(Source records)
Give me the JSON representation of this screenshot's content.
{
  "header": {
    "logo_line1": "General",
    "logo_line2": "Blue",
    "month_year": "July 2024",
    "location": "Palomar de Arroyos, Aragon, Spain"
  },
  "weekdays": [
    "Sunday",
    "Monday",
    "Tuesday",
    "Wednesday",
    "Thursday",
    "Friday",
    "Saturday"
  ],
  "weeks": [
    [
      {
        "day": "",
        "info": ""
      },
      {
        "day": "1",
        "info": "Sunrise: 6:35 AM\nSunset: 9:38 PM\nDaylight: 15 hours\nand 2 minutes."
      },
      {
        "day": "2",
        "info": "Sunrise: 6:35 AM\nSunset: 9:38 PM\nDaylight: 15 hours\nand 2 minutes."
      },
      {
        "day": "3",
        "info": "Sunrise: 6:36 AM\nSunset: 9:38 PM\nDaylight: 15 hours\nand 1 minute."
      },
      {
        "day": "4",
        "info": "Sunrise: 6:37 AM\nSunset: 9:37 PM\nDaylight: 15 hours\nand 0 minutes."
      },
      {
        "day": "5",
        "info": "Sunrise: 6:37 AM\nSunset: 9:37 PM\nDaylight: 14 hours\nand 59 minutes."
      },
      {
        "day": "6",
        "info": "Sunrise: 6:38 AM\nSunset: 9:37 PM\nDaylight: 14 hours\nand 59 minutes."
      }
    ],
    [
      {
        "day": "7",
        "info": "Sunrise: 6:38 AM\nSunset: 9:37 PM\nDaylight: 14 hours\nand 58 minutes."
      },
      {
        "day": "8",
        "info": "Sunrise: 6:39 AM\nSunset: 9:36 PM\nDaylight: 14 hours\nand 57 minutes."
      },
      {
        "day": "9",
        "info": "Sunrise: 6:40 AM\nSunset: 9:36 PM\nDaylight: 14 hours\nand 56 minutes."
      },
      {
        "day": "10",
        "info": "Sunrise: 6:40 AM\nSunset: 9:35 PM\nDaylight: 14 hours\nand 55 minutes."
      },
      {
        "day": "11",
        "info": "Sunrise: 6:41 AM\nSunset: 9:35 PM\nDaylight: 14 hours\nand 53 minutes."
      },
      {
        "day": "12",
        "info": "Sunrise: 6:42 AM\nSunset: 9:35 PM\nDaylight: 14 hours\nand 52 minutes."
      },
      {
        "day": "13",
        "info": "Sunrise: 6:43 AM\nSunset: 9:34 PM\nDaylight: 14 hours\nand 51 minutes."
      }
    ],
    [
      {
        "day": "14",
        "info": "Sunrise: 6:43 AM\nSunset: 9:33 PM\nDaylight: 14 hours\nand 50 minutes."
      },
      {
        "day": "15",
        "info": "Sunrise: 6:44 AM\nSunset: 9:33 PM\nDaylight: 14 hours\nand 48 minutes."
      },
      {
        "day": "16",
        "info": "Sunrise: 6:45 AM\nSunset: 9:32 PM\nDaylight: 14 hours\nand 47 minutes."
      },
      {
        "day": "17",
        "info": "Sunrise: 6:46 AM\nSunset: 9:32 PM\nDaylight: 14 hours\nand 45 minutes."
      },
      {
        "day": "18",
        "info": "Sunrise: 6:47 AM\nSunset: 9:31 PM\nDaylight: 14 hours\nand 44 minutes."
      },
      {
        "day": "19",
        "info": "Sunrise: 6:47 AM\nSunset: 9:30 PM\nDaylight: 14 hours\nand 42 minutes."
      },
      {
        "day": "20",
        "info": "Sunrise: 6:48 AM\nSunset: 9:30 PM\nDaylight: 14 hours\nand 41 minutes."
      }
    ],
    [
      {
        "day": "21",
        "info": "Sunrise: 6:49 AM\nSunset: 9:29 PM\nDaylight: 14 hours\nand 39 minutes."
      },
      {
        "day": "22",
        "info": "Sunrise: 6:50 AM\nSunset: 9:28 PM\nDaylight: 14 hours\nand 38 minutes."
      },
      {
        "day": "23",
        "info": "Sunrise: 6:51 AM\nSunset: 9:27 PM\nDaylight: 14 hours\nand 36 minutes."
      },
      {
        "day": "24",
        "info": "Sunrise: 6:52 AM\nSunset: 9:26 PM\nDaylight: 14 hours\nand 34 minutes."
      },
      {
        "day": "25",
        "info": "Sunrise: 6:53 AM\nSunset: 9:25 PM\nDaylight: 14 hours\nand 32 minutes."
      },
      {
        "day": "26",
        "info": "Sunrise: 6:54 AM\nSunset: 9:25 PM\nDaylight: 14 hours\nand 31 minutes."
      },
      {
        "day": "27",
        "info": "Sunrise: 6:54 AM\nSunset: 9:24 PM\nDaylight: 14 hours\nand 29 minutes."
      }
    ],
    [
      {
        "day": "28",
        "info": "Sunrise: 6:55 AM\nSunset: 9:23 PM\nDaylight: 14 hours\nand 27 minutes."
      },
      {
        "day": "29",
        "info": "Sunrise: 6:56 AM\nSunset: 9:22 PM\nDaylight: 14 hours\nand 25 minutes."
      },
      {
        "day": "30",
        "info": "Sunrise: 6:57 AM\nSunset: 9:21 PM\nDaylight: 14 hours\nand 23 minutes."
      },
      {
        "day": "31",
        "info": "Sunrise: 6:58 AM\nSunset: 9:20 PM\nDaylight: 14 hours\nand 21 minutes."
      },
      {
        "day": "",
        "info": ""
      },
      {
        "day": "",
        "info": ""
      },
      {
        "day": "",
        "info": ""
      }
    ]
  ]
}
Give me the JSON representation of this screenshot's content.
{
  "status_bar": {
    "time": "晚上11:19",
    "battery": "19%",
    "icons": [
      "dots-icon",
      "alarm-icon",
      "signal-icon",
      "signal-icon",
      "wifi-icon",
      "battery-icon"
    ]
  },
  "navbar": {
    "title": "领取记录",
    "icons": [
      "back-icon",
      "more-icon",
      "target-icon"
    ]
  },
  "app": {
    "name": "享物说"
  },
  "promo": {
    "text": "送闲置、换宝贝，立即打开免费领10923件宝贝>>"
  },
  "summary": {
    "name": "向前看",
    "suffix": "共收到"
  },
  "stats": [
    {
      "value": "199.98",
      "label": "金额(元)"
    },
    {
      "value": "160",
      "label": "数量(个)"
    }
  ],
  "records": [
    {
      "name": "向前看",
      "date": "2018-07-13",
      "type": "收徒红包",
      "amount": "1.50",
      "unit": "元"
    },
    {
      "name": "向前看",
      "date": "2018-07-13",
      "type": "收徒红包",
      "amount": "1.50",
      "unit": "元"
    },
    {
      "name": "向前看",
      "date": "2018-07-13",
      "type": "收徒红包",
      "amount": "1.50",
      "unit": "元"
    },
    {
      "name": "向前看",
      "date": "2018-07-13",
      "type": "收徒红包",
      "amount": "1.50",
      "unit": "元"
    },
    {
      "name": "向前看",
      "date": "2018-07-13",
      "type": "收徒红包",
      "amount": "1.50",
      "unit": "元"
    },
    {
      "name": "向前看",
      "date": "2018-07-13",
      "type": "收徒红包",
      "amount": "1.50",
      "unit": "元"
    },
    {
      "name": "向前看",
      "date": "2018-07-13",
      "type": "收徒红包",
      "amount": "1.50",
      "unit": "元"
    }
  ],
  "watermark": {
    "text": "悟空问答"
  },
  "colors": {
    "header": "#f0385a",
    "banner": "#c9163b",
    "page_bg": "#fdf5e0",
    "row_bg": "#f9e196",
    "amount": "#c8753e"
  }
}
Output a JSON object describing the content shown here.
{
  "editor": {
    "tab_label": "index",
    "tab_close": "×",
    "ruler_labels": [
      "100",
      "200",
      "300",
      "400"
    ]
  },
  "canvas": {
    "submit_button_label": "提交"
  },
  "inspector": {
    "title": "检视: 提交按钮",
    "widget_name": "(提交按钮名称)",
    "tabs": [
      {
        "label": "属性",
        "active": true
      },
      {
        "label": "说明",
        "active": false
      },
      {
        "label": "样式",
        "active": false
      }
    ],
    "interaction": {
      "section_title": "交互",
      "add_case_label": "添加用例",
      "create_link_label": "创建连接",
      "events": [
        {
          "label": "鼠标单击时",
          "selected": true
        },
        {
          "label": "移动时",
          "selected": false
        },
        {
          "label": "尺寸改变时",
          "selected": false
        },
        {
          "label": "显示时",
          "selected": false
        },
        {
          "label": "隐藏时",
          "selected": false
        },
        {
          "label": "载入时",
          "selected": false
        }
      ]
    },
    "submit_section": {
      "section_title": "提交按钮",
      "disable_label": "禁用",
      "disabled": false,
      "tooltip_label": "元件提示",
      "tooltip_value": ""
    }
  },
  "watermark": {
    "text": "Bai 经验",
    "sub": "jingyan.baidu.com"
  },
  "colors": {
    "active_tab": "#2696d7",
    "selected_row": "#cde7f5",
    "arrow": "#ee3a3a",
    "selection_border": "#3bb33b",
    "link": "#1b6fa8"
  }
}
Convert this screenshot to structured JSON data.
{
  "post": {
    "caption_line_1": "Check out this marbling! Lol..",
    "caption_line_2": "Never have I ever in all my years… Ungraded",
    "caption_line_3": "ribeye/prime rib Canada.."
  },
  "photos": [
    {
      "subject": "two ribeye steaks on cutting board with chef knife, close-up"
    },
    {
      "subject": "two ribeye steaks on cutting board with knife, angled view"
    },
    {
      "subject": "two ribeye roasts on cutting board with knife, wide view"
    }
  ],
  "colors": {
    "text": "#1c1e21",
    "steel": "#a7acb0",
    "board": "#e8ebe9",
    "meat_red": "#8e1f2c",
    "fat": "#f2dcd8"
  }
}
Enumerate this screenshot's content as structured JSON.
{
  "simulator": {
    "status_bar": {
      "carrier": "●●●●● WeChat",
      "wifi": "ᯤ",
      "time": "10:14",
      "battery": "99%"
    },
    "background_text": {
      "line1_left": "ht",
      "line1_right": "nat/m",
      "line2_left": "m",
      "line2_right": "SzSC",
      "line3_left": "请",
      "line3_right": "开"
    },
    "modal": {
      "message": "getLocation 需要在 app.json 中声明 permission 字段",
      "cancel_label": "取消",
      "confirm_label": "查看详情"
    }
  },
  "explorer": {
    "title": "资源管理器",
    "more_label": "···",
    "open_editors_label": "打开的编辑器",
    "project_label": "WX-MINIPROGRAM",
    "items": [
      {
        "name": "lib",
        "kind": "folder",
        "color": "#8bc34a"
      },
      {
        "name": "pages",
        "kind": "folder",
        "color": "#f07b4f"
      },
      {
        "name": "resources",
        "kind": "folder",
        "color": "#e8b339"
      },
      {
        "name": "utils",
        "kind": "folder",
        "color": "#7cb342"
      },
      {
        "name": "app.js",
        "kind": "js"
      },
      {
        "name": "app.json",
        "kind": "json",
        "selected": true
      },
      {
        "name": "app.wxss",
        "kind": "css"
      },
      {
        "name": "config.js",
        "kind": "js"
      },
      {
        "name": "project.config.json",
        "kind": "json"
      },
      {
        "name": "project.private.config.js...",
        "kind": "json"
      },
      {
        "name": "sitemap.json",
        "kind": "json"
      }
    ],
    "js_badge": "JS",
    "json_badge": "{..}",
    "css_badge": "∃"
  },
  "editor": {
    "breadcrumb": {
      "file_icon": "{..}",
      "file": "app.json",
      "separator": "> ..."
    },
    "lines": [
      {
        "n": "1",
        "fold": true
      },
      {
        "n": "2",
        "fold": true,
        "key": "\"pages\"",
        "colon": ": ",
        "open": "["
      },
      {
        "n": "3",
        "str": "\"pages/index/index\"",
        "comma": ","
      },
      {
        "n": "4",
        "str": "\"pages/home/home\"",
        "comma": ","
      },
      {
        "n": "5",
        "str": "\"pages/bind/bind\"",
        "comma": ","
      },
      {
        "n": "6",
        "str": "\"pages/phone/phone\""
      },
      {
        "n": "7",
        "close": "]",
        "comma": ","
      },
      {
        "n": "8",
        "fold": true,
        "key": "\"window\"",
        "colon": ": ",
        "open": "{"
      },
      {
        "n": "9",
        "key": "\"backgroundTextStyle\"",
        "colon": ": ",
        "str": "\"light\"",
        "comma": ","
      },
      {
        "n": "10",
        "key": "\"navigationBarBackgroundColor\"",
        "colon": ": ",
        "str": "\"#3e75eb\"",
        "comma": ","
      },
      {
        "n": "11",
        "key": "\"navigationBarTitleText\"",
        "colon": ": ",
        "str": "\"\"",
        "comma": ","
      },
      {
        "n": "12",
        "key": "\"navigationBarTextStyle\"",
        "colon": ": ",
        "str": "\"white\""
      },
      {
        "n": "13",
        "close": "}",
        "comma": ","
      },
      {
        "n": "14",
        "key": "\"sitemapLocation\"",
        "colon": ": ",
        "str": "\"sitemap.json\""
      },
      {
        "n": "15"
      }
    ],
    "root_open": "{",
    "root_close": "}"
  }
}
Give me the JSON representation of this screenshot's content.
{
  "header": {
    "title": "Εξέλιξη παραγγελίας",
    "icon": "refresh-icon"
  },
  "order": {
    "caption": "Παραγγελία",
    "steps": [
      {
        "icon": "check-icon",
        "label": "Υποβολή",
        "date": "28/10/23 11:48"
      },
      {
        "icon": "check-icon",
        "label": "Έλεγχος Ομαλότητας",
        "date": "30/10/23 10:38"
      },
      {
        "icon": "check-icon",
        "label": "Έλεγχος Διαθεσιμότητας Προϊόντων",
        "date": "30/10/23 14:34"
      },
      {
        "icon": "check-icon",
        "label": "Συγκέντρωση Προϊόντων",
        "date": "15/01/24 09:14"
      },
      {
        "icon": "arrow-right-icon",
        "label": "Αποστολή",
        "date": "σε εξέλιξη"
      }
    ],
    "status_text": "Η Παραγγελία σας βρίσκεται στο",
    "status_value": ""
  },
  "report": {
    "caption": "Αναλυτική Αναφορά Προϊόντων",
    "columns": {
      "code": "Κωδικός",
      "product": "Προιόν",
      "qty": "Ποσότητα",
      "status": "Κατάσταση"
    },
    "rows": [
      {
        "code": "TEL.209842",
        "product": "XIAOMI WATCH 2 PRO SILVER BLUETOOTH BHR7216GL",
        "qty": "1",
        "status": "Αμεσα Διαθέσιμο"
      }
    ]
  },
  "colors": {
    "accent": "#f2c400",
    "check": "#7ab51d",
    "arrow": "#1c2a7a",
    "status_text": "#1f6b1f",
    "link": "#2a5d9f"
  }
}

* [Required task]: State only the count of lines above that hold the string "board".

* [Expected output]: 4